Collected data
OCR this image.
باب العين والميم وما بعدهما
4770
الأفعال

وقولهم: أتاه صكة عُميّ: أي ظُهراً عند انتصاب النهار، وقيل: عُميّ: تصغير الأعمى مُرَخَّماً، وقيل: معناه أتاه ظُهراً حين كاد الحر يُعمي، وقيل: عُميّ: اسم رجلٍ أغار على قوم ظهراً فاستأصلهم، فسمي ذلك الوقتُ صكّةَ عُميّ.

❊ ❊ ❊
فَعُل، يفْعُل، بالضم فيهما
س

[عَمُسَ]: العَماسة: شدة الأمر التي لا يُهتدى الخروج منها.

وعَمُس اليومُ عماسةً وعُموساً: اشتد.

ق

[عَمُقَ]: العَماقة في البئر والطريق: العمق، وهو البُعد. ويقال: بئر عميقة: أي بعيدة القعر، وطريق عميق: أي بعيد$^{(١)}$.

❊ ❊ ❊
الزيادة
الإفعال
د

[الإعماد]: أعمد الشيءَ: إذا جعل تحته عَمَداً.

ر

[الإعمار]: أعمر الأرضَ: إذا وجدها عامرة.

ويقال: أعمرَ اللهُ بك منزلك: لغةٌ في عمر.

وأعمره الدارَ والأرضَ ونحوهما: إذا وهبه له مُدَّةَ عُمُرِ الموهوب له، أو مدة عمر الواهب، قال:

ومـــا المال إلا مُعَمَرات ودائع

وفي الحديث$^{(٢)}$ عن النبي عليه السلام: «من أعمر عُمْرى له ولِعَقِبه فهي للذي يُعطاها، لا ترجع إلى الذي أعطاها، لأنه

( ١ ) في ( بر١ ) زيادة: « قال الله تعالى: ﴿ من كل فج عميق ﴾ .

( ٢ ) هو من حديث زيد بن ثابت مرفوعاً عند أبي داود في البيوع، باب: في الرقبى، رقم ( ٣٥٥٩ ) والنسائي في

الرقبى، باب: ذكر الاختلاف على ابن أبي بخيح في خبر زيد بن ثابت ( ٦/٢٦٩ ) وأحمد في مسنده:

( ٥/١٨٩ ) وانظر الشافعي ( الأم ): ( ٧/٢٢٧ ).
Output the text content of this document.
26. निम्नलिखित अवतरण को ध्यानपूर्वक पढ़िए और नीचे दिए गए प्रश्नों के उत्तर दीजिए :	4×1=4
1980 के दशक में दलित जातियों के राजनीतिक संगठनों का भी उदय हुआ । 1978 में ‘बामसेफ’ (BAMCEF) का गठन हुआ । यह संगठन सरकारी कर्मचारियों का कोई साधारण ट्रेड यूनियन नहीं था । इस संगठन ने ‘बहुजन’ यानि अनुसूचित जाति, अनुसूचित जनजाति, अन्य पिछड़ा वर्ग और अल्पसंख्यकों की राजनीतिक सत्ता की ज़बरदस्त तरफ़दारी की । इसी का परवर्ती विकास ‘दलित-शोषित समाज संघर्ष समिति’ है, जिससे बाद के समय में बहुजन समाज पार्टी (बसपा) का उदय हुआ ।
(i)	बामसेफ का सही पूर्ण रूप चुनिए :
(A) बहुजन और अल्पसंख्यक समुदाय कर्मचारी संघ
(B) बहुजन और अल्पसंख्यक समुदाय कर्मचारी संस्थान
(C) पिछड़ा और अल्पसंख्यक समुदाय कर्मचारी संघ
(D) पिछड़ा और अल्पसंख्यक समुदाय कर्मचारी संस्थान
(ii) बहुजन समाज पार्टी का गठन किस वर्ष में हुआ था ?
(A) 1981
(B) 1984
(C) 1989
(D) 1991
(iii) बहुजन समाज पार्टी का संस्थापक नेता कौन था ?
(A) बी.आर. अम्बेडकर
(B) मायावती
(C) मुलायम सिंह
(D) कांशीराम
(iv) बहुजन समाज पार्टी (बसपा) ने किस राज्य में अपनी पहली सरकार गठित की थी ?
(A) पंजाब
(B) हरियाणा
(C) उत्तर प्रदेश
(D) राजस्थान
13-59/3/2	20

*Set exercise:* Gather up every line in the data above that contains the word "عميق", copying each one.

*The reply:*
[عَمُقَ]: العَماقة في البئر والطريق: العمق، وهو البُعد. ويقال: بئر عميقة: أي بعيدة القعر، وطريق عميق: أي بعيد$^{(١)}$.
( ١ ) في ( بر١ ) زيادة: « قال الله تعالى: ﴿ من كل فج عميق ﴾ .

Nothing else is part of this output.